> _WRITTEN TASK_:
How many lines hold the string "bend"? Give only the number.

> _INPUT FOR THIS TASK_:

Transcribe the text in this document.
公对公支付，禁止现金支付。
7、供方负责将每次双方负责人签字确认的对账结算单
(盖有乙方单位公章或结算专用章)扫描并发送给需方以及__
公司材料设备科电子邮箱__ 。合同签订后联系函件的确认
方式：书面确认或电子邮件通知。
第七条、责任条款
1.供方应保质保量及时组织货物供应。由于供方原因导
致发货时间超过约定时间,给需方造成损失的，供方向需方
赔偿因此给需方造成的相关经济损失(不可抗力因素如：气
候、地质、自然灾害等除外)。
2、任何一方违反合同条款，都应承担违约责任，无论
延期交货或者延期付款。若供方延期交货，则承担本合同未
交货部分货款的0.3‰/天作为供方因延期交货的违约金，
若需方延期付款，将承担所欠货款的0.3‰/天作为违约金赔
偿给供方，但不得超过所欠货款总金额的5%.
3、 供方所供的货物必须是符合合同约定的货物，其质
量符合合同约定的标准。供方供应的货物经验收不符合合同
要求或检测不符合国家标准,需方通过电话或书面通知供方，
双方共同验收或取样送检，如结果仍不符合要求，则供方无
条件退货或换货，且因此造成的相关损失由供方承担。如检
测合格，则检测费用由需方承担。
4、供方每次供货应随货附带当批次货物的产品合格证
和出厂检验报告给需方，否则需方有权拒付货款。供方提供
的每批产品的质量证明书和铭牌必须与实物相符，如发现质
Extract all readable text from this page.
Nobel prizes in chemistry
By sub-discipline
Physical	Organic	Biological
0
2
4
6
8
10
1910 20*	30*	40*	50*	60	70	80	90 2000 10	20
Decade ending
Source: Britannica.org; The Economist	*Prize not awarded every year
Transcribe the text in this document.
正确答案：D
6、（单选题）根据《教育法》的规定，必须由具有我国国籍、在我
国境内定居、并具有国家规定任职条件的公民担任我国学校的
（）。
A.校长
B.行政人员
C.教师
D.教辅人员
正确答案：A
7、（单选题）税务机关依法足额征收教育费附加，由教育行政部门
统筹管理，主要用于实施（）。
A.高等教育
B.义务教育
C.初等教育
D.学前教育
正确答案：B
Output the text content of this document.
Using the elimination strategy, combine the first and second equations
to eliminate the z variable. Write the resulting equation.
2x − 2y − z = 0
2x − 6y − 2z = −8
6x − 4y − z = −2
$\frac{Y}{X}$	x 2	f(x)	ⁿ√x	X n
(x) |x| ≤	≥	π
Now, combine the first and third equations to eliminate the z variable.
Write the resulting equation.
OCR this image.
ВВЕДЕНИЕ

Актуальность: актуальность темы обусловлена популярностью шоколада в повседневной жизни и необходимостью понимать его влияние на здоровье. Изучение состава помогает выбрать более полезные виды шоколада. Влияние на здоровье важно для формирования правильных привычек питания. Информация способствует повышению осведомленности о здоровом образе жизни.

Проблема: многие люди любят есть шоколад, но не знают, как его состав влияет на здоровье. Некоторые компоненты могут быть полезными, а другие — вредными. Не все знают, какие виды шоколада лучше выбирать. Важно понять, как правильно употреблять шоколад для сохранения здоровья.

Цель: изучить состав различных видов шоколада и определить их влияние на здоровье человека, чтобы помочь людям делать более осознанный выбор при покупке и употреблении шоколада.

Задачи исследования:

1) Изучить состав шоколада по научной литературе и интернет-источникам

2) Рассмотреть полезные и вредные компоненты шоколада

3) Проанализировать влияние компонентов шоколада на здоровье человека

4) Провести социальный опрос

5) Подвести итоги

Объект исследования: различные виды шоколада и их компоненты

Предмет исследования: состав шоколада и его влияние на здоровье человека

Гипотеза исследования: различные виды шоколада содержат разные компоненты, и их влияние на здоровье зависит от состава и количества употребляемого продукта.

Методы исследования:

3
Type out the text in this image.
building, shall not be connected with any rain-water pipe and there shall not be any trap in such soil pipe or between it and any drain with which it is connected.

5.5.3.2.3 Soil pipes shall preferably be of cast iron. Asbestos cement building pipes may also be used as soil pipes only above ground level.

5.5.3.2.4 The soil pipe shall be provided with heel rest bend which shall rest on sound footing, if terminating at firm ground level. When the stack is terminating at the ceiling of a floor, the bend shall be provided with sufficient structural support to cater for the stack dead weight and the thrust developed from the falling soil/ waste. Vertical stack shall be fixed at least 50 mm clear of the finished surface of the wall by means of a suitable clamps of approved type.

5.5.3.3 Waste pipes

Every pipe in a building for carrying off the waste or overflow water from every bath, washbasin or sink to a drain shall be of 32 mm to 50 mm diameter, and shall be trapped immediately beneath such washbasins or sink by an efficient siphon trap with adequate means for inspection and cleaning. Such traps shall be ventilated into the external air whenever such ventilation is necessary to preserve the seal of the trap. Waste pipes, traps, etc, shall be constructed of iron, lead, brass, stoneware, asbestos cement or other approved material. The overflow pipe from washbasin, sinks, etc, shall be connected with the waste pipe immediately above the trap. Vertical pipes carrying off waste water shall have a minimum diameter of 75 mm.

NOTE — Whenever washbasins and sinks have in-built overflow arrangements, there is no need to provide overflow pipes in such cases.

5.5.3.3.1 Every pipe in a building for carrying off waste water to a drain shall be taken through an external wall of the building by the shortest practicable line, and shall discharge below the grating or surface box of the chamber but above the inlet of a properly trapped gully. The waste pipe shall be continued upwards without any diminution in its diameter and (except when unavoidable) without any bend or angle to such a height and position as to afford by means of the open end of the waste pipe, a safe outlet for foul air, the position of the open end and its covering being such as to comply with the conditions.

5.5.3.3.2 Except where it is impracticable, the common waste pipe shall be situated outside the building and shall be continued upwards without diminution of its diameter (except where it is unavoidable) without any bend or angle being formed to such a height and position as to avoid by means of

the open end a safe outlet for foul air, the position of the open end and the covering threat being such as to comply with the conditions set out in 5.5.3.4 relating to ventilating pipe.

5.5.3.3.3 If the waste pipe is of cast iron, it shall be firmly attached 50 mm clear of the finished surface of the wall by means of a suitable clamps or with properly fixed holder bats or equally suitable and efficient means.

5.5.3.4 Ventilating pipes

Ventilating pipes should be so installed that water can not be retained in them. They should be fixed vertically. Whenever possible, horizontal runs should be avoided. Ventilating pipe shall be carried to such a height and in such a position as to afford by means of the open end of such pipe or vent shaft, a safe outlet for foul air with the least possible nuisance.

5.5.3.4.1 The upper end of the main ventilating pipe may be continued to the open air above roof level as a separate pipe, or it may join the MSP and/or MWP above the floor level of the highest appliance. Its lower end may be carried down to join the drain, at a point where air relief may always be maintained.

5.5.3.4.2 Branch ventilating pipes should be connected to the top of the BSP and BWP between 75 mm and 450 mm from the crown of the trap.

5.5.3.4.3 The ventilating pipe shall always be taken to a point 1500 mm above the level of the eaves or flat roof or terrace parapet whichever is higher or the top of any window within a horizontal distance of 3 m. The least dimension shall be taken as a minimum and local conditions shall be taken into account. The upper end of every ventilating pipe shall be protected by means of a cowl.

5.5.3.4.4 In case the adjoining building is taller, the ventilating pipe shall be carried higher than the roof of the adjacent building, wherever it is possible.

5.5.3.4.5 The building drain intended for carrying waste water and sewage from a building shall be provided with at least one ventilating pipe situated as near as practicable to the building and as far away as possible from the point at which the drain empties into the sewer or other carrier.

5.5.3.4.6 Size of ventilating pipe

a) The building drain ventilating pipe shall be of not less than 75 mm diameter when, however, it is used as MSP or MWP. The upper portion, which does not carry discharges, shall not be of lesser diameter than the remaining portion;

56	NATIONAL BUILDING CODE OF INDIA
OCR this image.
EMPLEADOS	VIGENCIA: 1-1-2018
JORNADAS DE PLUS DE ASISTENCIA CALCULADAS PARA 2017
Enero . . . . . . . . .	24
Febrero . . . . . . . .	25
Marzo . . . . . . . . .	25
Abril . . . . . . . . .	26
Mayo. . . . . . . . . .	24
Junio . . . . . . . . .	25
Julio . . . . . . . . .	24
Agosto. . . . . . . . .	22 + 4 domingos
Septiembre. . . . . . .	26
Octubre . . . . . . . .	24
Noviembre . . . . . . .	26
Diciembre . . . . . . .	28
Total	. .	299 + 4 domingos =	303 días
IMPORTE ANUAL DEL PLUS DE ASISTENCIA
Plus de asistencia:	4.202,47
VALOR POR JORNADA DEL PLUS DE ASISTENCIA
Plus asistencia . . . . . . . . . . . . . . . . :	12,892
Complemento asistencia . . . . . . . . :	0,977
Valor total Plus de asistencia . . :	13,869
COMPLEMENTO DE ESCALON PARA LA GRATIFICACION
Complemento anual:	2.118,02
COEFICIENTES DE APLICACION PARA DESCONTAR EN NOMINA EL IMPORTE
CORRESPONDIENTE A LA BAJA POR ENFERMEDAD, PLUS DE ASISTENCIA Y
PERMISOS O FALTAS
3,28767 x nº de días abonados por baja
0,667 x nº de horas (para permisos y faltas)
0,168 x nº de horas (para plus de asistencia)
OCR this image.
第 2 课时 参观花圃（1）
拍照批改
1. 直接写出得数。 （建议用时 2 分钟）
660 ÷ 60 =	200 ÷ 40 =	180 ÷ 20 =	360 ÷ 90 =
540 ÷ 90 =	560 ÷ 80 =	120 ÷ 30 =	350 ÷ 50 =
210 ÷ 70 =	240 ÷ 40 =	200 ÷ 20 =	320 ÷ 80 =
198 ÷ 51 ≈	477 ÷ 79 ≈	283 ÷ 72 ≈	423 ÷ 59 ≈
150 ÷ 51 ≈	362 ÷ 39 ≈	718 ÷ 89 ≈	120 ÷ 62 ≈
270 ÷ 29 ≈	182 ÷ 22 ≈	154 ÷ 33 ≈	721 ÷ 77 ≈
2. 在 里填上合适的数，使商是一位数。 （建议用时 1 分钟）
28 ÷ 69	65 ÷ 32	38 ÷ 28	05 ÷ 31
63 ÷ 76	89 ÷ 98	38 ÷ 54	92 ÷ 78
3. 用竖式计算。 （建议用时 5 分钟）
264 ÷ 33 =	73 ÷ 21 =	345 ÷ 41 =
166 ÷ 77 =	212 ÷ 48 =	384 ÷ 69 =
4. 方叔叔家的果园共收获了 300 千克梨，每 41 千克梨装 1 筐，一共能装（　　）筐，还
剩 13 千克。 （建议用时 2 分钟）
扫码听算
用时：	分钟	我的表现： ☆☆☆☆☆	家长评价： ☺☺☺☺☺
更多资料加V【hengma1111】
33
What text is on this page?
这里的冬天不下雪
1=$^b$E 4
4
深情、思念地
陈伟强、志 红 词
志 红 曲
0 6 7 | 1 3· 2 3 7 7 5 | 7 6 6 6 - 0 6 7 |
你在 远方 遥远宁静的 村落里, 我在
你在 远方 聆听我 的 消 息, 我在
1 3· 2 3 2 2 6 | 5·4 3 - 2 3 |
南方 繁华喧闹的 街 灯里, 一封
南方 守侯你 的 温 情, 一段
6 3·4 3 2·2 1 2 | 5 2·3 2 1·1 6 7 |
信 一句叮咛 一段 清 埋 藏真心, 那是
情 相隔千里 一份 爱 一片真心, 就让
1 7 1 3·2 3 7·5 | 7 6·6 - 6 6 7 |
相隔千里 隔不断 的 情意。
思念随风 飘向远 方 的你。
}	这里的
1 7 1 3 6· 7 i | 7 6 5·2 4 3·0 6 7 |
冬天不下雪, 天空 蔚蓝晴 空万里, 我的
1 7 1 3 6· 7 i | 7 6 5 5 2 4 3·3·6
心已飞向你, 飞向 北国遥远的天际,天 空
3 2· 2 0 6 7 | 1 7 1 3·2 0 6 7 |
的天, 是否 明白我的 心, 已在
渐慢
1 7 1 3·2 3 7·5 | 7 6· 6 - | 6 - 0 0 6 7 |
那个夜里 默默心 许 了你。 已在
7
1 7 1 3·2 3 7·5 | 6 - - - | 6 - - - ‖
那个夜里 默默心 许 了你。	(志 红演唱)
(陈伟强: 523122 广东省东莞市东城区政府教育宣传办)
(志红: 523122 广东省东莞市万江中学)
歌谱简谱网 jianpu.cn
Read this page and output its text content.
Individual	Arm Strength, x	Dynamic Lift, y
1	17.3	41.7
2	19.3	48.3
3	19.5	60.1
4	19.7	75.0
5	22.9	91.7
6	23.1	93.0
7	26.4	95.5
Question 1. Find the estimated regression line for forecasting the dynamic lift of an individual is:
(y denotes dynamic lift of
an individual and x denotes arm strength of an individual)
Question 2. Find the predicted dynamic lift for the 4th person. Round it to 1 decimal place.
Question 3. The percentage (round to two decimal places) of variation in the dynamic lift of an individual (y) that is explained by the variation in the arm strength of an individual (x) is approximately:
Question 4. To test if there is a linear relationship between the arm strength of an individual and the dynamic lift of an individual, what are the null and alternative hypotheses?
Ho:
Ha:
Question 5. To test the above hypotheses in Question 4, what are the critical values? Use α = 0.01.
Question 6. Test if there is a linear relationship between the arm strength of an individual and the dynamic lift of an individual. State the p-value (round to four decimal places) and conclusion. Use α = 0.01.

> _OUTPUT FOR THIS TASK_:
3